**PROMPT**
Copy out each line of the material below with no changes.

***** MATERIAL SUPPLIED *****

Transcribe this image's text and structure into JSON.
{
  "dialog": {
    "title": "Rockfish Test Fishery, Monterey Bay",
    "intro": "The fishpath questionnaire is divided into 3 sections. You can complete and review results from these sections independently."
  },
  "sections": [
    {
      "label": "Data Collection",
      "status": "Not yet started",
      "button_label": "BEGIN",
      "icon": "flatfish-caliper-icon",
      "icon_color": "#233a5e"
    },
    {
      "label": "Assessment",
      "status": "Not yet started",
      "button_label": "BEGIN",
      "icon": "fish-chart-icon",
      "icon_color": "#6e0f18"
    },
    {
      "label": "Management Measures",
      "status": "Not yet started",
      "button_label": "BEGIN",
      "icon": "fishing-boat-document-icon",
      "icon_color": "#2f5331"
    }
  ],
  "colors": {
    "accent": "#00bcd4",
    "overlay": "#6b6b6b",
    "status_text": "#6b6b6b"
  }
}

*****

**THE ANSWER**
Transcribe this image's text and structure into JSON.
{
  "dialog": {
    "title": "Rockfish Test Fishery, Monterey Bay",
    "intro": "The fishpath questionnaire is divided into 3 sections. You can complete and review results from these sections independently."
  },
  "sections": [
    {
      "label": "Data Collection",
      "status": "Not yet started",
      "button_label": "BEGIN",
      "icon": "flatfish-caliper-icon",
      "icon_color": "#233a5e"
    },
    {
      "label": "Assessment",
      "status": "Not yet started",
      "button_label": "BEGIN",
      "icon": "fish-chart-icon",
      "icon_color": "#6e0f18"
    },
    {
      "label": "Management Measures",
      "status": "Not yet started",
      "button_label": "BEGIN",
      "icon": "fishing-boat-document-icon",
      "icon_color": "#2f5331"
    }
  ],
  "colors": {
    "accent": "#00bcd4",
    "overlay": "#6b6b6b",
    "status_text": "#6b6b6b"
  }
}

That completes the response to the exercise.